Requirement —
Collect the lines of the entries where "цветовой" shows up.

Records for this task —

☆ ☆ ☆

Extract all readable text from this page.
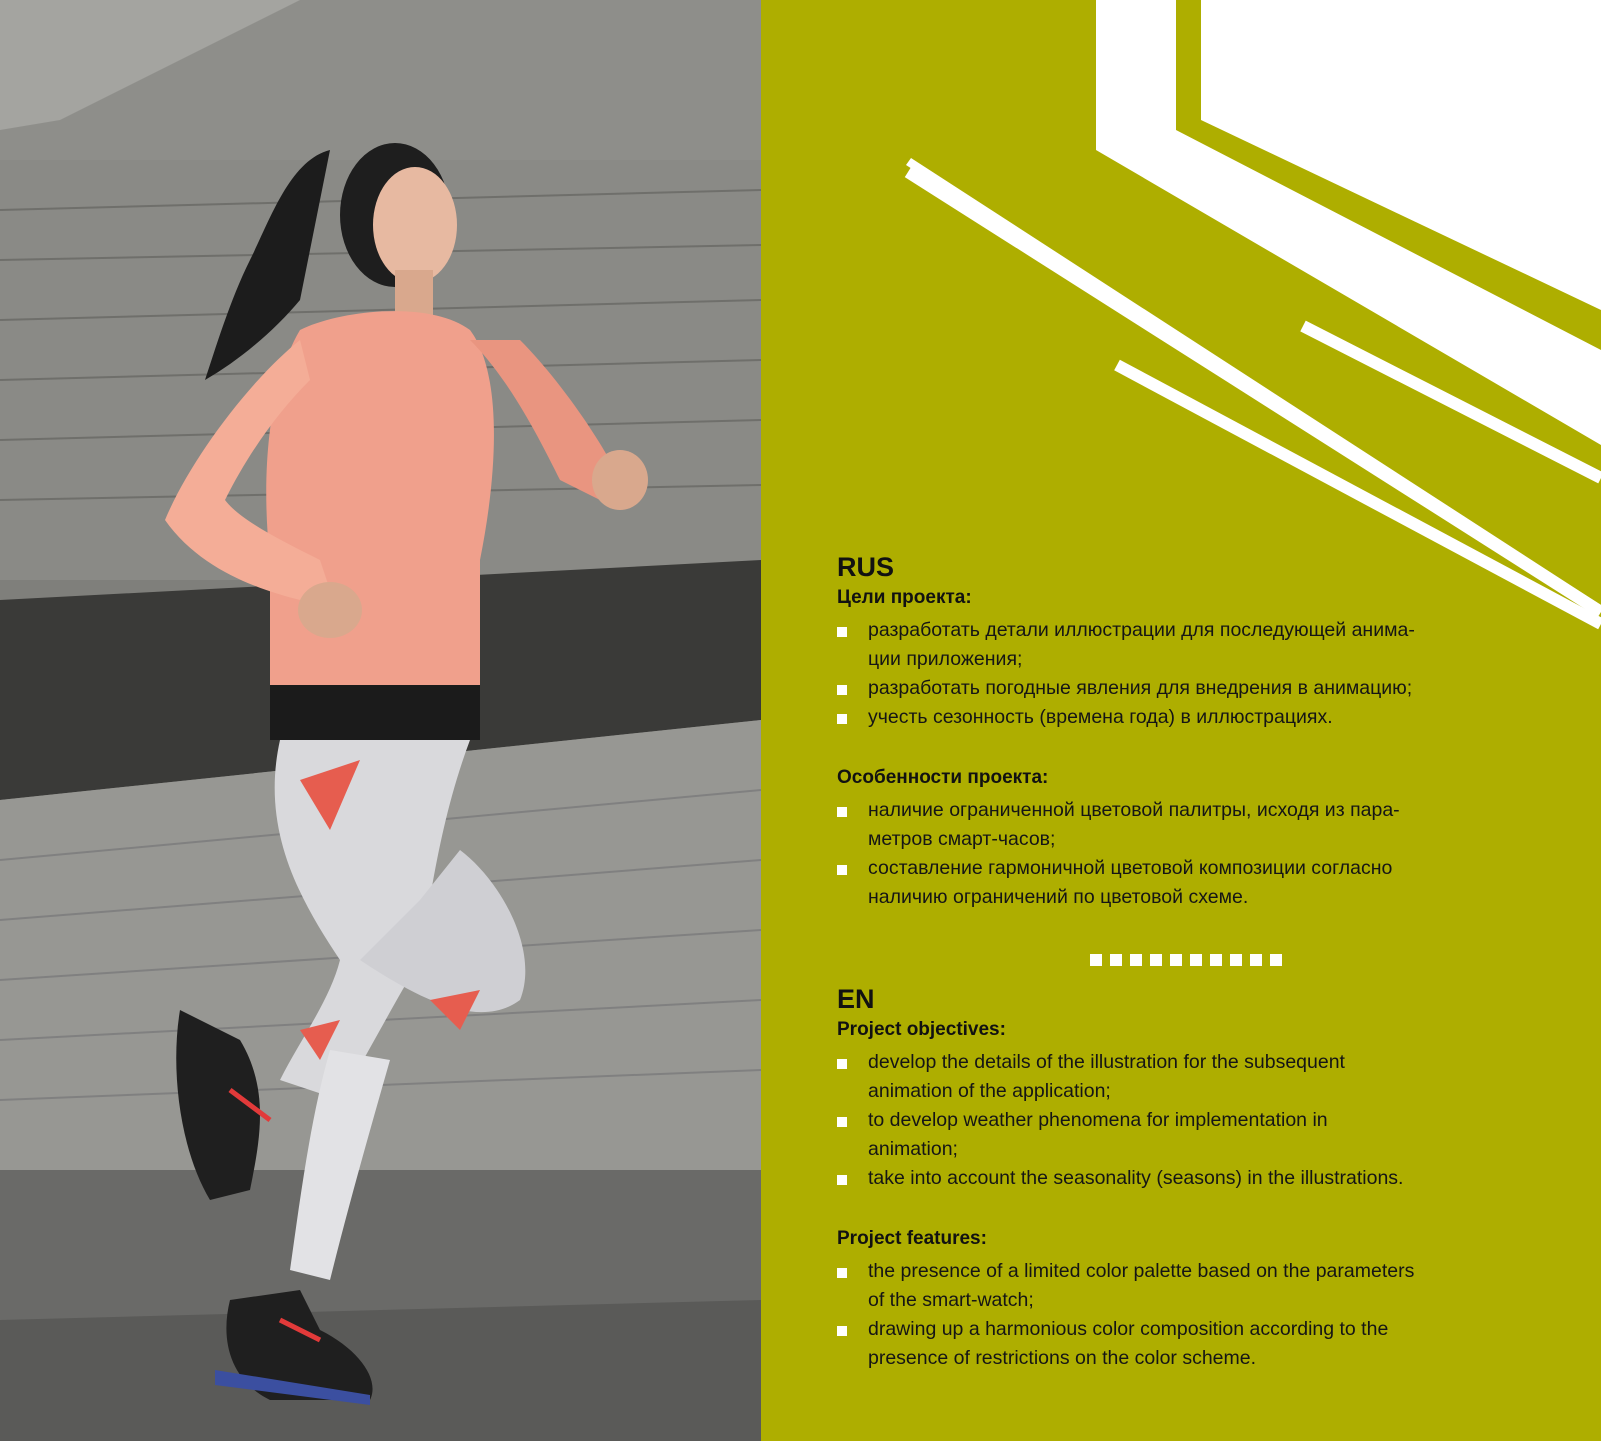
RUS
Цели проекта:
разработать детали иллюстрации для последующей анима-
ции приложения;
разработать погодные явления для внедрения в анимацию;
учесть сезонность (времена года) в иллюстрациях.
Особенности проекта:
наличие ограниченной цветовой палитры, исходя из пара-
метров смарт-часов;
составление гармоничной цветовой композиции согласно
наличию ограничений по цветовой схеме.
EN
Project objectives:
develop the details of the illustration for the subsequent
animation of the application;
to develop weather phenomena for implementation in
animation;
take into account the seasonality (seasons) in the illustrations.
Project features:
the presence of a limited color palette based on the parameters
of the smart-watch;
drawing up a harmonious color composition according to the
presence of restrictions on the color scheme.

☆ ☆ ☆

Solution to this problem —
наличие ограниченной цветовой палитры, исходя из пара-
составление гармоничной цветовой композиции согласно
наличию ограничений по цветовой схеме.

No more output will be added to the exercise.